*INPUT MATERIAL*.
----------------------------------------
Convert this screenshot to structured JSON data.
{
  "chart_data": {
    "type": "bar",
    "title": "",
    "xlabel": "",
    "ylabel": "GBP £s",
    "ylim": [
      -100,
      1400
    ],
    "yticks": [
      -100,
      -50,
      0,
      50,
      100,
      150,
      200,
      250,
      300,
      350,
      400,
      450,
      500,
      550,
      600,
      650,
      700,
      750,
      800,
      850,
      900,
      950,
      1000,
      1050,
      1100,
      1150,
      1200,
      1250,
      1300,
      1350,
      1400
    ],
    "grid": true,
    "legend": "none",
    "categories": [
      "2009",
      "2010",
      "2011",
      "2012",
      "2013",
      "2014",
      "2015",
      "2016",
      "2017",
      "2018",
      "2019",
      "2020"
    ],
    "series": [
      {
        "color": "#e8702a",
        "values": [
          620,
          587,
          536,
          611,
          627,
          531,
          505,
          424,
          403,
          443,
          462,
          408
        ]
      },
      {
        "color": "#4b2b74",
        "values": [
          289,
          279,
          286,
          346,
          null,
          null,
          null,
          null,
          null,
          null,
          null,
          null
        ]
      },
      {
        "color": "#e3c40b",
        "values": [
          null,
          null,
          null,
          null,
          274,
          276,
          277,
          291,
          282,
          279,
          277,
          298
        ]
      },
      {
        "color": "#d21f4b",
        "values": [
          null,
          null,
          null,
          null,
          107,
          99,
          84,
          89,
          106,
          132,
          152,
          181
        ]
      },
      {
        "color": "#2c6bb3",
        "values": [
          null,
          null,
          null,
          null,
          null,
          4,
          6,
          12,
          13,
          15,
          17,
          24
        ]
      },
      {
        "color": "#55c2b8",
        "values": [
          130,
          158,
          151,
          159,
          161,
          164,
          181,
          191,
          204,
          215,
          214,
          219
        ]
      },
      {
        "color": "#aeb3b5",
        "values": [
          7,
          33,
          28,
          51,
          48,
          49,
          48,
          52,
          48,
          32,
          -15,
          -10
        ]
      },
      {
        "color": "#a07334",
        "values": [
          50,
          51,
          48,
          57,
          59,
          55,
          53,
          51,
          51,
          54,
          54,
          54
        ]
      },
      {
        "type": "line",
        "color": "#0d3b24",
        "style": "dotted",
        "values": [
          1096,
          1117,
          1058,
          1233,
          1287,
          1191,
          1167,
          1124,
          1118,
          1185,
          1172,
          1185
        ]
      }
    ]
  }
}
----------------------------------------
*PROBLEM STATEMENT*. Copy each line from the data above that includes "color".

*RESULT*.
        "color": "#e8702a",
        "color": "#4b2b74",
        "color": "#e3c40b",
        "color": "#d21f4b",
        "color": "#2c6bb3",
        "color": "#55c2b8",
        "color": "#aeb3b5",
        "color": "#a07334",
        "color": "#0d3b24",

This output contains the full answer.